AIM OF THE EXERCISE
Copy the material that follows word for word and omit its pictures.

STORED RECORDS
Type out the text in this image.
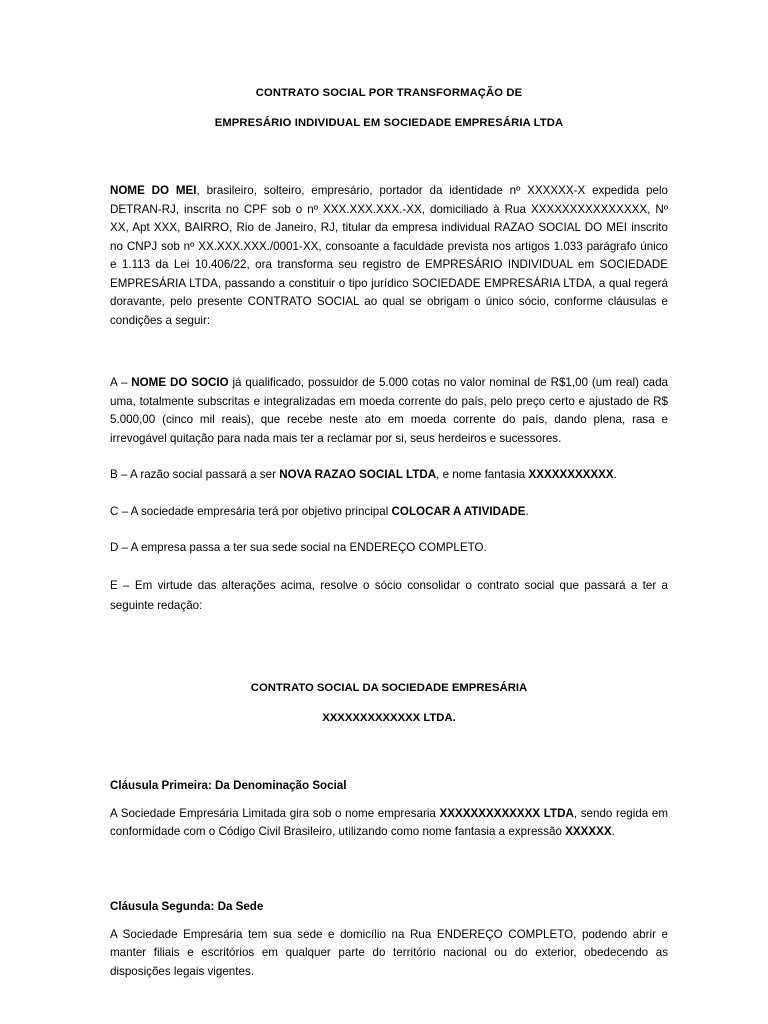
CONTRATO SOCIAL POR TRANSFORMAÇÃO DE
EMPRESÁRIO INDIVIDUAL EM SOCIEDADE EMPRESÁRIA LTDA

NOME DO MEI, brasileiro, solteiro, empresário, portador da identidade nº XXXXXX-X expedida pelo DETRAN-RJ, inscrita no CPF sob o nº XXX.XXX.XXX.-XX, domiciliado à Rua XXXXXXXXXXXXXXX, Nº XX, Apt XXX, BAIRRO, Rio de Janeiro, RJ, titular da empresa individual RAZAO SOCIAL DO MEI inscrito no CNPJ sob nº XX.XXX.XXX./0001-XX, consoante a faculdade prevista nos artigos 1.033 parágrafo único e 1.113 da Lei 10.406/22, ora transforma seu registro de EMPRESÁRIO INDIVIDUAL em SOCIEDADE EMPRESÁRIA LTDA, passando a constituir o tipo jurídico SOCIEDADE EMPRESÁRIA LTDA, a qual regerá doravante, pelo presente CONTRATO SOCIAL ao qual se obrigam o único sócio, conforme cláusulas e condições a seguir:

A – NOME DO SOCIO já qualificado, possuidor de 5.000 cotas no valor nominal de R$1,00 (um real) cada uma, totalmente subscritas e integralizadas em moeda corrente do país, pelo preço certo e ajustado de R$ 5.000,00 (cinco mil reais), que recebe neste ato em moeda corrente do país, dando plena, rasa e irrevogável quitação para nada mais ter a reclamar por si, seus herdeiros e sucessores.

B – A razão social passará a ser NOVA RAZAO SOCIAL LTDA, e nome fantasia XXXXXXXXXXX.

C – A sociedade empresária terá por objetivo principal COLOCAR A ATIVIDADE.

D – A empresa passa a ter sua sede social na ENDEREÇO COMPLETO.

E – Em virtude das alterações acima, resolve o sócio consolidar o contrato social que passará a ter a seguinte redação:

CONTRATO SOCIAL DA SOCIEDADE EMPRESÁRIA
XXXXXXXXXXXXX LTDA.

Cláusula Primeira: Da Denominação Social

A Sociedade Empresária Limitada gira sob o nome empresaria XXXXXXXXXXXXX LTDA, sendo regida em conformidade com o Código Civil Brasileiro, utilizando como nome fantasia a expressão XXXXXX.

Cláusula Segunda: Da Sede

A Sociedade Empresária tem sua sede e domicílio na Rua ENDEREÇO COMPLETO, podendo abrir e manter filiais e escritórios em qualquer parte do território nacional ou do exterior, obedecendo as disposições legais vigentes.
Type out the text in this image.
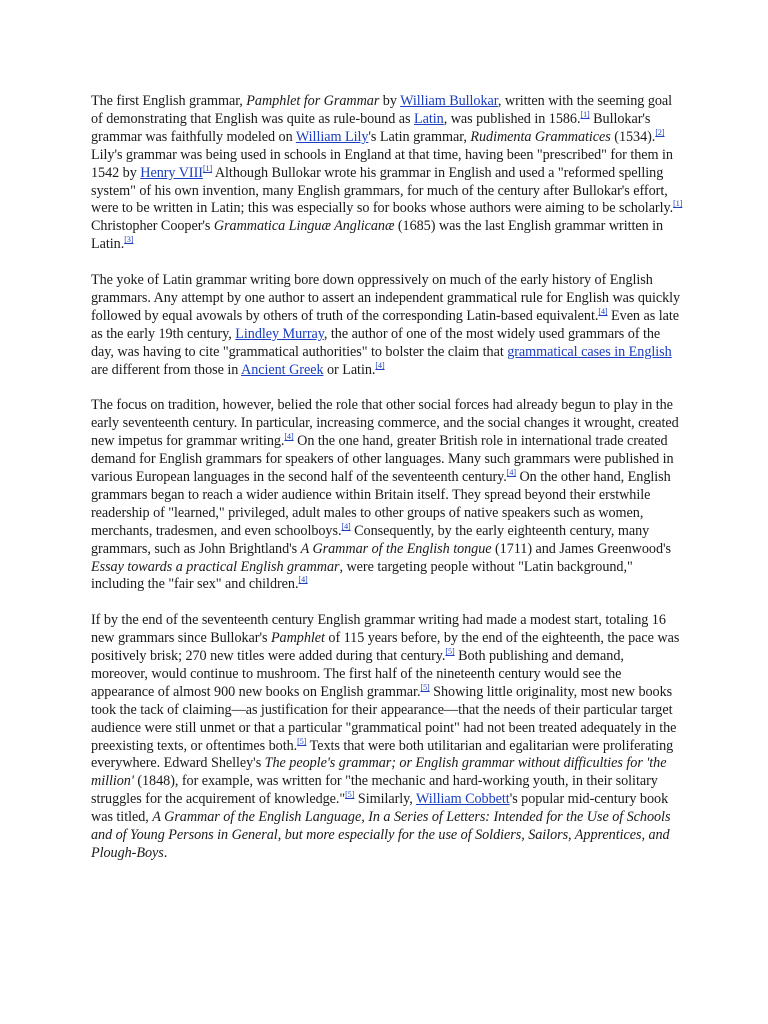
The first English grammar, Pamphlet for Grammar by William Bullokar, written with the seeming goal of demonstrating that English was quite as rule-bound as Latin, was published in 1586.[1] Bullokar's grammar was faithfully modeled on William Lily's Latin grammar, Rudimenta Grammatices (1534).[2] Lily's grammar was being used in schools in England at that time, having been "prescribed" for them in 1542 by Henry VIII[1] Although Bullokar wrote his grammar in English and used a "reformed spelling system" of his own invention, many English grammars, for much of the century after Bullokar's effort, were to be written in Latin; this was especially so for books whose authors were aiming to be scholarly.[1] Christopher Cooper's Grammatica Linguæ Anglicanæ (1685) was the last English grammar written in Latin.[3]

The yoke of Latin grammar writing bore down oppressively on much of the early history of English grammars. Any attempt by one author to assert an independent grammatical rule for English was quickly followed by equal avowals by others of truth of the corresponding Latin-based equivalent.[4] Even as late as the early 19th century, Lindley Murray, the author of one of the most widely used grammars of the day, was having to cite "grammatical authorities" to bolster the claim that grammatical cases in English are different from those in Ancient Greek or Latin.[4]

The focus on tradition, however, belied the role that other social forces had already begun to play in the early seventeenth century. In particular, increasing commerce, and the social changes it wrought, created new impetus for grammar writing.[4] On the one hand, greater British role in international trade created demand for English grammars for speakers of other languages. Many such grammars were published in various European languages in the second half of the seventeenth century.[4] On the other hand, English grammars began to reach a wider audience within Britain itself. They spread beyond their erstwhile readership of "learned," privileged, adult males to other groups of native speakers such as women, merchants, tradesmen, and even schoolboys.[4] Consequently, by the early eighteenth century, many grammars, such as John Brightland's A Grammar of the English tongue (1711) and James Greenwood's Essay towards a practical English grammar, were targeting people without "Latin background," including the "fair sex" and children.[4]

If by the end of the seventeenth century English grammar writing had made a modest start, totaling 16 new grammars since Bullokar's Pamphlet of 115 years before, by the end of the eighteenth, the pace was positively brisk; 270 new titles were added during that century.[5] Both publishing and demand, moreover, would continue to mushroom. The first half of the nineteenth century would see the appearance of almost 900 new books on English grammar.[5] Showing little originality, most new books took the tack of claiming—as justification for their appearance—that the needs of their particular target audience were still unmet or that a particular "grammatical point" had not been treated adequately in the preexisting texts, or oftentimes both.[5] Texts that were both utilitarian and egalitarian were proliferating everywhere. Edward Shelley's The people's grammar; or English grammar without difficulties for 'the million' (1848), for example, was written for "the mechanic and hard-working youth, in their solitary struggles for the acquirement of knowledge."[5] Similarly, William Cobbett's popular mid-century book was titled, A Grammar of the English Language, In a Series of Letters: Intended for the Use of Schools and of Young Persons in General, but more especially for the use of Soldiers, Sailors, Apprentices, and Plough-Boys.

ANSWER TO THIS TASK
Type out the text in this image.
CONTRATO SOCIAL POR TRANSFORMAÇÃO DE
EMPRESÁRIO INDIVIDUAL EM SOCIEDADE EMPRESÁRIA LTDA

NOME DO MEI, brasileiro, solteiro, empresário, portador da identidade nº XXXXXX-X expedida pelo DETRAN-RJ, inscrita no CPF sob o nº XXX.XXX.XXX.-XX, domiciliado à Rua XXXXXXXXXXXXXXX, Nº XX, Apt XXX, BAIRRO, Rio de Janeiro, RJ, titular da empresa individual RAZAO SOCIAL DO MEI inscrito no CNPJ sob nº XX.XXX.XXX./0001-XX, consoante a faculdade prevista nos artigos 1.033 parágrafo único e 1.113 da Lei 10.406/22, ora transforma seu registro de EMPRESÁRIO INDIVIDUAL em SOCIEDADE EMPRESÁRIA LTDA, passando a constituir o tipo jurídico SOCIEDADE EMPRESÁRIA LTDA, a qual regerá doravante, pelo presente CONTRATO SOCIAL ao qual se obrigam o único sócio, conforme cláusulas e condições a seguir:

A – NOME DO SOCIO já qualificado, possuidor de 5.000 cotas no valor nominal de R$1,00 (um real) cada uma, totalmente subscritas e integralizadas em moeda corrente do país, pelo preço certo e ajustado de R$ 5.000,00 (cinco mil reais), que recebe neste ato em moeda corrente do país, dando plena, rasa e irrevogável quitação para nada mais ter a reclamar por si, seus herdeiros e sucessores.

B – A razão social passará a ser NOVA RAZAO SOCIAL LTDA, e nome fantasia XXXXXXXXXXX.

C – A sociedade empresária terá por objetivo principal COLOCAR A ATIVIDADE.

D – A empresa passa a ter sua sede social na ENDEREÇO COMPLETO.

E – Em virtude das alterações acima, resolve o sócio consolidar o contrato social que passará a ter a seguinte redação:

CONTRATO SOCIAL DA SOCIEDADE EMPRESÁRIA
XXXXXXXXXXXXX LTDA.

Cláusula Primeira: Da Denominação Social

A Sociedade Empresária Limitada gira sob o nome empresaria XXXXXXXXXXXXX LTDA, sendo regida em conformidade com o Código Civil Brasileiro, utilizando como nome fantasia a expressão XXXXXX.

Cláusula Segunda: Da Sede

A Sociedade Empresária tem sua sede e domicílio na Rua ENDEREÇO COMPLETO, podendo abrir e manter filiais e escritórios em qualquer parte do território nacional ou do exterior, obedecendo as disposições legais vigentes.
Type out the text in this image.
The first English grammar, Pamphlet for Grammar by William Bullokar, written with the seeming goal of demonstrating that English was quite as rule-bound as Latin, was published in 1586.[1] Bullokar's grammar was faithfully modeled on William Lily's Latin grammar, Rudimenta Grammatices (1534).[2] Lily's grammar was being used in schools in England at that time, having been "prescribed" for them in 1542 by Henry VIII[1] Although Bullokar wrote his grammar in English and used a "reformed spelling system" of his own invention, many English grammars, for much of the century after Bullokar's effort, were to be written in Latin; this was especially so for books whose authors were aiming to be scholarly.[1] Christopher Cooper's Grammatica Linguæ Anglicanæ (1685) was the last English grammar written in Latin.[3]

The yoke of Latin grammar writing bore down oppressively on much of the early history of English grammars. Any attempt by one author to assert an independent grammatical rule for English was quickly followed by equal avowals by others of truth of the corresponding Latin-based equivalent.[4] Even as late as the early 19th century, Lindley Murray, the author of one of the most widely used grammars of the day, was having to cite "grammatical authorities" to bolster the claim that grammatical cases in English are different from those in Ancient Greek or Latin.[4]

The focus on tradition, however, belied the role that other social forces had already begun to play in the early seventeenth century. In particular, increasing commerce, and the social changes it wrought, created new impetus for grammar writing.[4] On the one hand, greater British role in international trade created demand for English grammars for speakers of other languages. Many such grammars were published in various European languages in the second half of the seventeenth century.[4] On the other hand, English grammars began to reach a wider audience within Britain itself. They spread beyond their erstwhile readership of "learned," privileged, adult males to other groups of native speakers such as women, merchants, tradesmen, and even schoolboys.[4] Consequently, by the early eighteenth century, many grammars, such as John Brightland's A Grammar of the English tongue (1711) and James Greenwood's Essay towards a practical English grammar, were targeting people without "Latin background," including the "fair sex" and children.[4]

If by the end of the seventeenth century English grammar writing had made a modest start, totaling 16 new grammars since Bullokar's Pamphlet of 115 years before, by the end of the eighteenth, the pace was positively brisk; 270 new titles were added during that century.[5] Both publishing and demand, moreover, would continue to mushroom. The first half of the nineteenth century would see the appearance of almost 900 new books on English grammar.[5] Showing little originality, most new books took the tack of claiming—as justification for their appearance—that the needs of their particular target audience were still unmet or that a particular "grammatical point" had not been treated adequately in the preexisting texts, or oftentimes both.[5] Texts that were both utilitarian and egalitarian were proliferating everywhere. Edward Shelley's The people's grammar; or English grammar without difficulties for 'the million' (1848), for example, was written for "the mechanic and hard-working youth, in their solitary struggles for the acquirement of knowledge."[5] Similarly, William Cobbett's popular mid-century book was titled, A Grammar of the English Language, In a Series of Letters: Intended for the Use of Schools and of Young Persons in General, but more especially for the use of Soldiers, Sailors, Apprentices, and Plough-Boys.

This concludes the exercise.